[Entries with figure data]
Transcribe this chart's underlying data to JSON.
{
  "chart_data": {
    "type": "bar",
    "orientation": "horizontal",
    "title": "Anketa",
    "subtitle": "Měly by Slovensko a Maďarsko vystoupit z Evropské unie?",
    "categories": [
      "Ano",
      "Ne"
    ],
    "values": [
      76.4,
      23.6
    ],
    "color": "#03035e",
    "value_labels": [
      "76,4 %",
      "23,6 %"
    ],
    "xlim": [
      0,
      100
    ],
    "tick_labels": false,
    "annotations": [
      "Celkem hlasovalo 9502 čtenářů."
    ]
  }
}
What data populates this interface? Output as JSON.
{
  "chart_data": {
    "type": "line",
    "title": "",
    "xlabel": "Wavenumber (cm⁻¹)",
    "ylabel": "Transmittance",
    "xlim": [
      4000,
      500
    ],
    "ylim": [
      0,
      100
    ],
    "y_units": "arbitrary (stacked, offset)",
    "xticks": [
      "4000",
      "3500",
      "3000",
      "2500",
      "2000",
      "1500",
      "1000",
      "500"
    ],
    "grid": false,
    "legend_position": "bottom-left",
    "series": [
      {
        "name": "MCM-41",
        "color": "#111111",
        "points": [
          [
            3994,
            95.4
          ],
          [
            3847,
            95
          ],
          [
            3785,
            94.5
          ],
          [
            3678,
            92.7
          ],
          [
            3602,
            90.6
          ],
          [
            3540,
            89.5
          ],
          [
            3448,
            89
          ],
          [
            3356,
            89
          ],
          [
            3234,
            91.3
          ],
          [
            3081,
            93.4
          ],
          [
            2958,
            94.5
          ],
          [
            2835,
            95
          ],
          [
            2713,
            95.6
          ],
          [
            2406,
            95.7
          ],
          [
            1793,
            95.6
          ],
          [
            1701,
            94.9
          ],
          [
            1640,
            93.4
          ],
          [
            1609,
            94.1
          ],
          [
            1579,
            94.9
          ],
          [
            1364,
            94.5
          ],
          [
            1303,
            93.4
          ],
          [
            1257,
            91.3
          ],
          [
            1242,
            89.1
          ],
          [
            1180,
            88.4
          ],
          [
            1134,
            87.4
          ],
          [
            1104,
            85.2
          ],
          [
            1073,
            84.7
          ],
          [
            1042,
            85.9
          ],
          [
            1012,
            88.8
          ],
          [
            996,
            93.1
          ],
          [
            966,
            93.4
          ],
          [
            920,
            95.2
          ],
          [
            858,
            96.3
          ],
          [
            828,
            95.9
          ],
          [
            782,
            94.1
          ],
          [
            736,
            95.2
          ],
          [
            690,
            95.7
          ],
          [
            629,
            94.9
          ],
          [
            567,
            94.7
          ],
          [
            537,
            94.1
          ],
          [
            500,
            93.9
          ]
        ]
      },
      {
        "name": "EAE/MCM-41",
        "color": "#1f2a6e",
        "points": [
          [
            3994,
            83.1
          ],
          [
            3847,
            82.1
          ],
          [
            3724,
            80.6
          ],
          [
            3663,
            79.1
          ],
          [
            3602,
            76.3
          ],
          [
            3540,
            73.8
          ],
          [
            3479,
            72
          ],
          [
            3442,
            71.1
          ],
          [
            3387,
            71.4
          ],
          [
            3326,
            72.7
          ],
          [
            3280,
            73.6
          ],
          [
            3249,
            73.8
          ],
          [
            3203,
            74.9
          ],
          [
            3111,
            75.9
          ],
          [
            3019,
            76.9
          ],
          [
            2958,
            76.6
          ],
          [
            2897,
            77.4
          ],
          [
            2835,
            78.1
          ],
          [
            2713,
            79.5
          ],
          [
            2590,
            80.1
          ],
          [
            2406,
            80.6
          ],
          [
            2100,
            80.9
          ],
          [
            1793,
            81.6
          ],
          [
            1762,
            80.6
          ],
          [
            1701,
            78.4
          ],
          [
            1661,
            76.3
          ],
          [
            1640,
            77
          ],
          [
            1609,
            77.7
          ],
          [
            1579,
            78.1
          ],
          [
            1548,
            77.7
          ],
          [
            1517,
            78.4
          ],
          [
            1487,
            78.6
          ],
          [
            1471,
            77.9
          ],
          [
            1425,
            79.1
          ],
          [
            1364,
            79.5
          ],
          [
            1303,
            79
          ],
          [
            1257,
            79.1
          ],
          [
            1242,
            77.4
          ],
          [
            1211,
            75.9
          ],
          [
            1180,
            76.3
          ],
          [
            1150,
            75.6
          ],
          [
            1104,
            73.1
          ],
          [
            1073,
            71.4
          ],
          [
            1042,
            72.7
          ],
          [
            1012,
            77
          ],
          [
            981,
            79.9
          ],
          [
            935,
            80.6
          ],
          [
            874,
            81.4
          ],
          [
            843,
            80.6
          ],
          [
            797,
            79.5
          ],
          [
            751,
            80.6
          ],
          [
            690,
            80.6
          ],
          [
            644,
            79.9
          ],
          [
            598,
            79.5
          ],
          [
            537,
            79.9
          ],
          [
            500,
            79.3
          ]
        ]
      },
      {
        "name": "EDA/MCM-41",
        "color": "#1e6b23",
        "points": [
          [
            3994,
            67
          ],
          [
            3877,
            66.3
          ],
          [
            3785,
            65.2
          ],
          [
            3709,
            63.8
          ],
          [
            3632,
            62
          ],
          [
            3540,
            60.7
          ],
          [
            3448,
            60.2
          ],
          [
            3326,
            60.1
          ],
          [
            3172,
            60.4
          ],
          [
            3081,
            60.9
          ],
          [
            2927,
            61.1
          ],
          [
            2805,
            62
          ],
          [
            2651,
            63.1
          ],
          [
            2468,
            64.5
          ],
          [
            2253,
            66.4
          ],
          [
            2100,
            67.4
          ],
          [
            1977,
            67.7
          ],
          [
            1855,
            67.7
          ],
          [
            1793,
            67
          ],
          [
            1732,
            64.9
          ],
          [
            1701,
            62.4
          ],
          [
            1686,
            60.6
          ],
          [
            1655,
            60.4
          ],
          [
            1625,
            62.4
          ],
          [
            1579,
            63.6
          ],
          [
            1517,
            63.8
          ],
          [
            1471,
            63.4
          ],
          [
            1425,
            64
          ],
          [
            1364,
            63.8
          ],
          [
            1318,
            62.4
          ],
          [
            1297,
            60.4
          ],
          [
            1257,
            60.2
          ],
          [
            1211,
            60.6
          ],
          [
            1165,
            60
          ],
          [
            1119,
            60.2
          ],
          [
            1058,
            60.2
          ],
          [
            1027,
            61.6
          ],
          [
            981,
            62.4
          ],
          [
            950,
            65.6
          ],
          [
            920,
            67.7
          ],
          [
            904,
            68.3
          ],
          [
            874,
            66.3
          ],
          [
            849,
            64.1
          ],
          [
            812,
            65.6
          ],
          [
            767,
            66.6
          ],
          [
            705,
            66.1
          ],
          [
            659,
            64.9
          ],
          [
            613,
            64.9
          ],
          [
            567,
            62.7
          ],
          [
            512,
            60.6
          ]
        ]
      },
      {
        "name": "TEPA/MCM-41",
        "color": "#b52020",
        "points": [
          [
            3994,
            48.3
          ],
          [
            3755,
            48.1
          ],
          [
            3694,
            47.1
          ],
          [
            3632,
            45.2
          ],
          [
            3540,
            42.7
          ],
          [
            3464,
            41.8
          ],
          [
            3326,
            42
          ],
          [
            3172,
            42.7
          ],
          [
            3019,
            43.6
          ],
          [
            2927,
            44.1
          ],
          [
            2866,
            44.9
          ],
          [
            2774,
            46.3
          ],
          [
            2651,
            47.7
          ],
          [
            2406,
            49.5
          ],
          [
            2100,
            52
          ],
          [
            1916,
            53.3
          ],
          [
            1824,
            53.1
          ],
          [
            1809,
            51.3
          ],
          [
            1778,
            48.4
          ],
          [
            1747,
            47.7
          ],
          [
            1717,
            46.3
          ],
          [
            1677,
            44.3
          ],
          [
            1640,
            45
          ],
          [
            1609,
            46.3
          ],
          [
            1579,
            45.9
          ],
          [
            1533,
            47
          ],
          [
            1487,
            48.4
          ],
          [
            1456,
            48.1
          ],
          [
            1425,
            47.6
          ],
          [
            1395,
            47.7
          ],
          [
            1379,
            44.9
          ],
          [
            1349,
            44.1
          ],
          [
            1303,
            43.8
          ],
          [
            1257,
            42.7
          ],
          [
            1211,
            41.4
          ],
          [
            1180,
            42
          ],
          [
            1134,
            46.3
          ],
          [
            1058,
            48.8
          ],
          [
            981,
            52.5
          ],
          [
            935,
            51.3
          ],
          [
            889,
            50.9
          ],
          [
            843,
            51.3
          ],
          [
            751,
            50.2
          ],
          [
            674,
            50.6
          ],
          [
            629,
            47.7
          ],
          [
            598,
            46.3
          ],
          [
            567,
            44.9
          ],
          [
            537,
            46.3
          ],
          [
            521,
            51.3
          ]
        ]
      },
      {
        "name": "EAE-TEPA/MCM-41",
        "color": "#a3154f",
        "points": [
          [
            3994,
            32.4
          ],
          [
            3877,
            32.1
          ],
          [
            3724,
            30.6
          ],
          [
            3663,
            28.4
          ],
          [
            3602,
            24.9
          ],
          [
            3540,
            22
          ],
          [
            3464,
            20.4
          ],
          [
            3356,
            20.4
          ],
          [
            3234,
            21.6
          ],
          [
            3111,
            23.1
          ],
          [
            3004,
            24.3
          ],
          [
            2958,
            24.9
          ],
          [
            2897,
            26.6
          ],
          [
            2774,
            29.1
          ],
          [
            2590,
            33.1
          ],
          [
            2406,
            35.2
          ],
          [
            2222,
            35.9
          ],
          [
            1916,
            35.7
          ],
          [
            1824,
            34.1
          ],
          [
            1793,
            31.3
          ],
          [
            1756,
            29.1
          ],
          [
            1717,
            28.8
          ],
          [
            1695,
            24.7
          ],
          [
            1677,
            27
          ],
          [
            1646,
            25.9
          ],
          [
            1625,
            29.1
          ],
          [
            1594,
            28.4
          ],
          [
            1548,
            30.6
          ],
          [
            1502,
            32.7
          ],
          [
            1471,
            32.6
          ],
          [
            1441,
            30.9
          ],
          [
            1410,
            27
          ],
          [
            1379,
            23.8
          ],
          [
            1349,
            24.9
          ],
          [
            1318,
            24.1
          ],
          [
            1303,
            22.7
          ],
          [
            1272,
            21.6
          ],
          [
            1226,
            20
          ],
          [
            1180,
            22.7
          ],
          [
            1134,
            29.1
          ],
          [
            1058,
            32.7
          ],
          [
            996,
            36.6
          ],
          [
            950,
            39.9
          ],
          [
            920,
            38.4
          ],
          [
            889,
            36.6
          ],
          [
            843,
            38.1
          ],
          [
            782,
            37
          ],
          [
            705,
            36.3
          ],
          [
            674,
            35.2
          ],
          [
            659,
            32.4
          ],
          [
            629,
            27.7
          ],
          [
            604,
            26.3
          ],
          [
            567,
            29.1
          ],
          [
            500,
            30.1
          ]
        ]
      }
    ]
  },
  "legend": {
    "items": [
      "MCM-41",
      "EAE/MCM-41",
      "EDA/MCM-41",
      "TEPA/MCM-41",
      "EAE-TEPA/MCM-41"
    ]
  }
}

■ Task directions: Select every line of the material above holding the word "this" and copy it.

■ Written response:
Transcribe this chart's underlying data to JSON.
What data populates this interface? Output as JSON.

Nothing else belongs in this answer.